# INSTRUCTIONS FOR THE TASK
Review the material and extract every line in which the word "Faktor" occurs.

# ENTRIES
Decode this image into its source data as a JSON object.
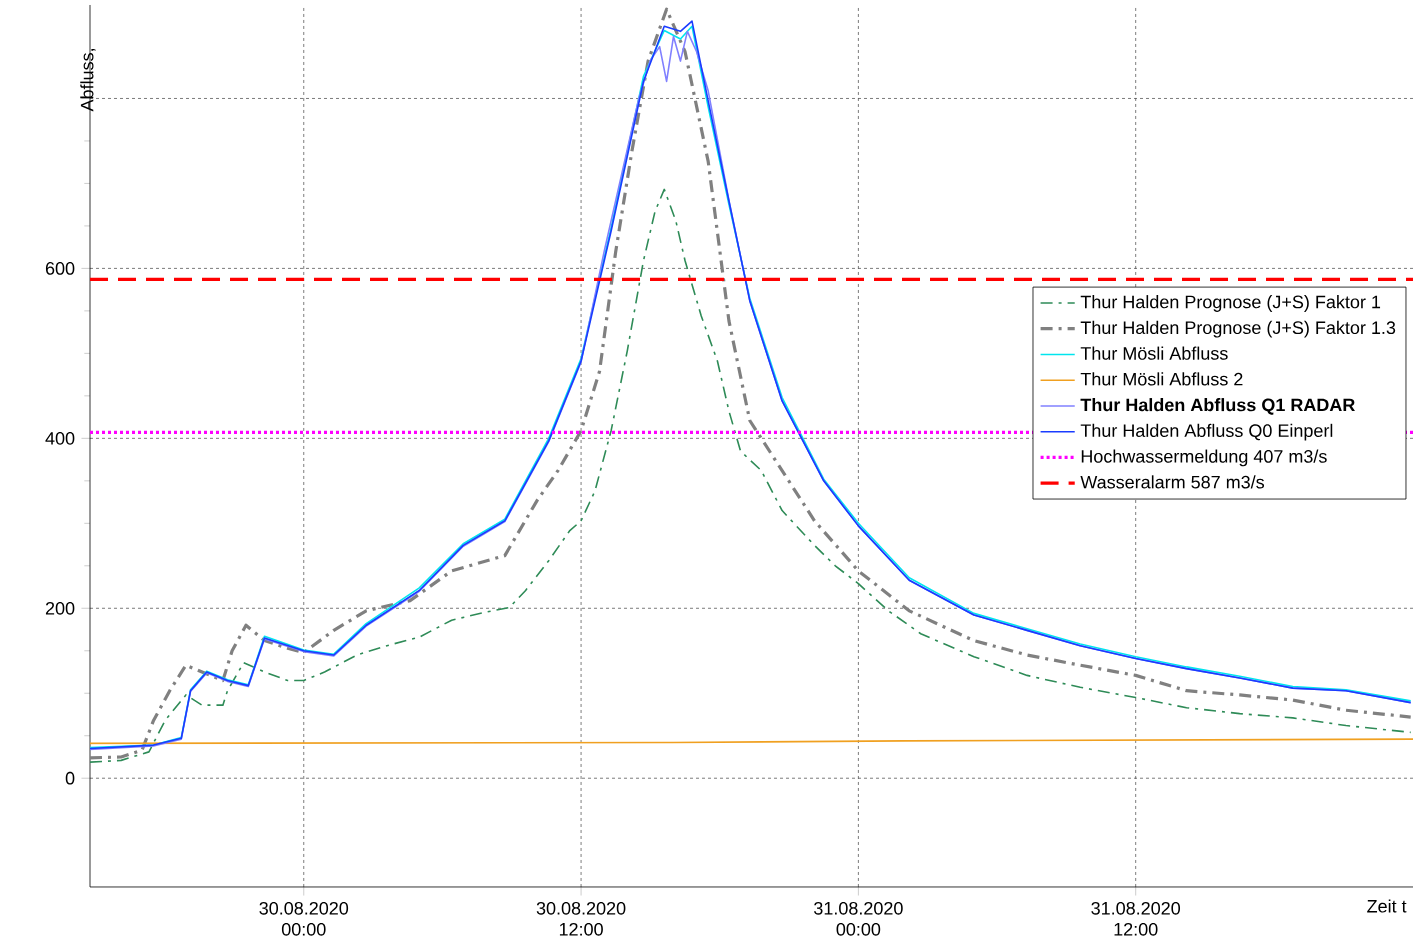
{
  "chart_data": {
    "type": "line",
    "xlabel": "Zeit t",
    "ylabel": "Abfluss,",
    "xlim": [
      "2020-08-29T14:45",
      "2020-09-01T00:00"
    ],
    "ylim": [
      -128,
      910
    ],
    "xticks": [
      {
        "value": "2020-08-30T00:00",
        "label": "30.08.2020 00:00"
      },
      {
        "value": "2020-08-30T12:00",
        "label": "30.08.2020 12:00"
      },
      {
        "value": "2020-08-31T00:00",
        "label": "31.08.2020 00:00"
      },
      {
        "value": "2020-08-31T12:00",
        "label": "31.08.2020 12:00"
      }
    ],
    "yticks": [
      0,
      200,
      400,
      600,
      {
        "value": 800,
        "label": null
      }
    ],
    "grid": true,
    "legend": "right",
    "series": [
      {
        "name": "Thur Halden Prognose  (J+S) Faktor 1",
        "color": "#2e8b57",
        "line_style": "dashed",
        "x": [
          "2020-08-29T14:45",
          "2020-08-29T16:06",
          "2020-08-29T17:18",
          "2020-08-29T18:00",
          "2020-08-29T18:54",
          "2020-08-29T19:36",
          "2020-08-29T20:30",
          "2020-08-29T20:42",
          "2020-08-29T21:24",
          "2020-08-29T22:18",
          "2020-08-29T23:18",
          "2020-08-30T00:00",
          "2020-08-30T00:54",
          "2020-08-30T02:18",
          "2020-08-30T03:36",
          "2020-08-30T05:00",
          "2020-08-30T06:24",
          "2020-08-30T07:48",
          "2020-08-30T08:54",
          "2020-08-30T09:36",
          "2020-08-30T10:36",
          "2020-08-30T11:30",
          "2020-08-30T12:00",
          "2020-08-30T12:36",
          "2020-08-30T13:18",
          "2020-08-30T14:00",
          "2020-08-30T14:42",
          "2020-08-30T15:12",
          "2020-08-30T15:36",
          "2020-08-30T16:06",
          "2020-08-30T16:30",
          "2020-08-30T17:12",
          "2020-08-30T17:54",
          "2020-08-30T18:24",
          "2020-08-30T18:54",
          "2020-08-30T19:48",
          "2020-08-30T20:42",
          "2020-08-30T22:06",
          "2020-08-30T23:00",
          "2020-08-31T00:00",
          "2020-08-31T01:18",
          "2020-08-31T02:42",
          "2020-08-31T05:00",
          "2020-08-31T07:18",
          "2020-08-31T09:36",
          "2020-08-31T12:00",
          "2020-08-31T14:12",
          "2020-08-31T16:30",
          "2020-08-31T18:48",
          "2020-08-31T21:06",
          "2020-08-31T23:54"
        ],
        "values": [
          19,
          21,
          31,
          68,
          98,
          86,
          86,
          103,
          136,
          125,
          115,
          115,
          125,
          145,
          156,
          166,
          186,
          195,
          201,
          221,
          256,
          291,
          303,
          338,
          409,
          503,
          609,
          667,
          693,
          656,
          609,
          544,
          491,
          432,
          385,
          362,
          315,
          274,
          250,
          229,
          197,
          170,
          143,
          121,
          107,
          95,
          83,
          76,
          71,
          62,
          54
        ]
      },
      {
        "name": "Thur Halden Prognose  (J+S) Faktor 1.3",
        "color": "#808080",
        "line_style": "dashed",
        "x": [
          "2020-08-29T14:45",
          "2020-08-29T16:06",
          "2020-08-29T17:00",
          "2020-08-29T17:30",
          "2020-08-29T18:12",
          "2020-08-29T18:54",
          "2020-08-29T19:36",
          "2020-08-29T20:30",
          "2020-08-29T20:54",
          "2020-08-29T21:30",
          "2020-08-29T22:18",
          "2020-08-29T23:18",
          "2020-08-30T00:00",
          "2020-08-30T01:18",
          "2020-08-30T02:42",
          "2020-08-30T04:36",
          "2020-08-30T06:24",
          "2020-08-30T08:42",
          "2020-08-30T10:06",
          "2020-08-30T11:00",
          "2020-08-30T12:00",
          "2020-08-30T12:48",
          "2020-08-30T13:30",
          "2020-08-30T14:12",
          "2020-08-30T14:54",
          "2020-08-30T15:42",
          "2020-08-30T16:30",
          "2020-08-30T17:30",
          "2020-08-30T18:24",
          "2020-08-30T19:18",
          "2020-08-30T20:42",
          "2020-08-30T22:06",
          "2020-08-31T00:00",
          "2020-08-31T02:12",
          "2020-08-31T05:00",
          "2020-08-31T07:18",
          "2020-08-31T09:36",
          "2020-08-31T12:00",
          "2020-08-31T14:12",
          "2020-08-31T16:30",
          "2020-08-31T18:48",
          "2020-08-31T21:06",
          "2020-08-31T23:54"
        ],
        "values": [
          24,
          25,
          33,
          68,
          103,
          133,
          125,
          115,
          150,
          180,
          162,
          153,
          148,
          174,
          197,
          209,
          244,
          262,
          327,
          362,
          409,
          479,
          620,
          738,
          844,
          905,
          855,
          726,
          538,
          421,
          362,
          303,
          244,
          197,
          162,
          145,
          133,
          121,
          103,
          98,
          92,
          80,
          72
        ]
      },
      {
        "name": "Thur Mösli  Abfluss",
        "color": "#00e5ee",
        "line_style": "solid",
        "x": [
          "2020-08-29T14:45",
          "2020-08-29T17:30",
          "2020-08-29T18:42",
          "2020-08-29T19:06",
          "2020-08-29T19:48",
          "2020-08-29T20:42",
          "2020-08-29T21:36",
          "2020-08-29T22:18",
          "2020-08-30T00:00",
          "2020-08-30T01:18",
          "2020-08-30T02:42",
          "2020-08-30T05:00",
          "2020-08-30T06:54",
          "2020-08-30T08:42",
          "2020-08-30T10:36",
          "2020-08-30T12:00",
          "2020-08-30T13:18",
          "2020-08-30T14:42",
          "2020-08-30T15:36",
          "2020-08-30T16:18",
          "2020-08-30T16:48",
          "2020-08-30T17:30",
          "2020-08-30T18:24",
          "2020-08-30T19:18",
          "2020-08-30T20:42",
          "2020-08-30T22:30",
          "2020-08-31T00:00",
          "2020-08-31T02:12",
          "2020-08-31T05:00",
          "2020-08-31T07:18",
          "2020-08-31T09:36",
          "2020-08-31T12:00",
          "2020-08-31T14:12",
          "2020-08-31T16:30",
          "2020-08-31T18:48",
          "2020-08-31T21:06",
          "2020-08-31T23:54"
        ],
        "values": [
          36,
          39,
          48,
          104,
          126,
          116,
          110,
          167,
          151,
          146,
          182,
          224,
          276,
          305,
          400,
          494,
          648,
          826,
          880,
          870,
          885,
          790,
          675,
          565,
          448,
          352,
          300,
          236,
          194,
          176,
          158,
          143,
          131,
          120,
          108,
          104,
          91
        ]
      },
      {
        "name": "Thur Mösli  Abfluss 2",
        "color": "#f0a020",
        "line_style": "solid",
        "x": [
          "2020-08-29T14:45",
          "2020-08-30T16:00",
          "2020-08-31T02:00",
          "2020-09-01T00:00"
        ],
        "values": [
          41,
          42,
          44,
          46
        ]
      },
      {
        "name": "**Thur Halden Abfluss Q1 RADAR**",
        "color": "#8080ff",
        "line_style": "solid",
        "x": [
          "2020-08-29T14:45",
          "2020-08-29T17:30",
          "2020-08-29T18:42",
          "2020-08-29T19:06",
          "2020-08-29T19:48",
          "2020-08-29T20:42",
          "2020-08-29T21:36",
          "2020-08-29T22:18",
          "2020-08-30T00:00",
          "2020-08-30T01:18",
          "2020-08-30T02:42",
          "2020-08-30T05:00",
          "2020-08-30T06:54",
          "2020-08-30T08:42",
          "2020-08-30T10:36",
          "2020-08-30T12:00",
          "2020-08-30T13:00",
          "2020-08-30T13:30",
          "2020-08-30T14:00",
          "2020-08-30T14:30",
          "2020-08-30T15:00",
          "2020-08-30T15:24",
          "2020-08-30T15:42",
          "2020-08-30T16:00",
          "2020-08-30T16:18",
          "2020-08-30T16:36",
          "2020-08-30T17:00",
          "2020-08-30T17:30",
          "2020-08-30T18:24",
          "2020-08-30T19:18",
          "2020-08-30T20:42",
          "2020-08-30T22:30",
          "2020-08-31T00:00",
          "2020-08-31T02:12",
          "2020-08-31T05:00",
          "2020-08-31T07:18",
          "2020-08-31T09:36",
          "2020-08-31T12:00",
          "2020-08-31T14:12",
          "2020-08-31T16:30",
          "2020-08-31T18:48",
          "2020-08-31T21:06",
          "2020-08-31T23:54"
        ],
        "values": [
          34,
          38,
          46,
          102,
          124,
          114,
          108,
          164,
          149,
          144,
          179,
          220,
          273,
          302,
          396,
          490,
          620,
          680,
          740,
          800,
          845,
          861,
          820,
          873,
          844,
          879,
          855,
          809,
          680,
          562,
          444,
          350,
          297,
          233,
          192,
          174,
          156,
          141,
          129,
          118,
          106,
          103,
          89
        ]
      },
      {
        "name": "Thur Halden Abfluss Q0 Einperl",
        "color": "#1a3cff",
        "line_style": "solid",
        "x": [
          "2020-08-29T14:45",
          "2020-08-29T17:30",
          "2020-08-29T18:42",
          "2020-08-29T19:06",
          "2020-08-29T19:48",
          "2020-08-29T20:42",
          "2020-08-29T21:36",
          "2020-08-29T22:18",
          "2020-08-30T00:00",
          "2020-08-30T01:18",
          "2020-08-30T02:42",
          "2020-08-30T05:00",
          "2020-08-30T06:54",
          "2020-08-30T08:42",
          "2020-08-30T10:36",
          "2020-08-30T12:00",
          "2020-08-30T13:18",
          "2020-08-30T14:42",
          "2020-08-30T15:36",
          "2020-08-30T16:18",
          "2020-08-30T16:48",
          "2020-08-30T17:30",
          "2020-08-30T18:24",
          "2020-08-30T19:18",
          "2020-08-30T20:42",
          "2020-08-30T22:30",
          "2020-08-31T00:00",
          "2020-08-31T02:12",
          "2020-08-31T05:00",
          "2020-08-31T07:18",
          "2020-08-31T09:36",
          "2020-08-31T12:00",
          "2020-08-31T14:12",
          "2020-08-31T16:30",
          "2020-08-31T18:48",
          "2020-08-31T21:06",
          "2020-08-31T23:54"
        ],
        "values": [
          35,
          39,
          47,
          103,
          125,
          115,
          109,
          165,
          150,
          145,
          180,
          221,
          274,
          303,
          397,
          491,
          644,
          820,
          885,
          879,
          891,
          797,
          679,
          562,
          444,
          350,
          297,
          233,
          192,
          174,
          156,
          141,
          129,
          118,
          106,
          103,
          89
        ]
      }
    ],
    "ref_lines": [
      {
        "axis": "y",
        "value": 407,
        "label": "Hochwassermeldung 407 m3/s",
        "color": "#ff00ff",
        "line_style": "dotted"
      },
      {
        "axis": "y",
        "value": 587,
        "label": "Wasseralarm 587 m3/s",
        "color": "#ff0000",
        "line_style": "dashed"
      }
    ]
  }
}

# WRITTEN RESPONSE
        "name": "Thur Halden Prognose  (J+S) Faktor 1",
        "name": "Thur Halden Prognose  (J+S) Faktor 1.3",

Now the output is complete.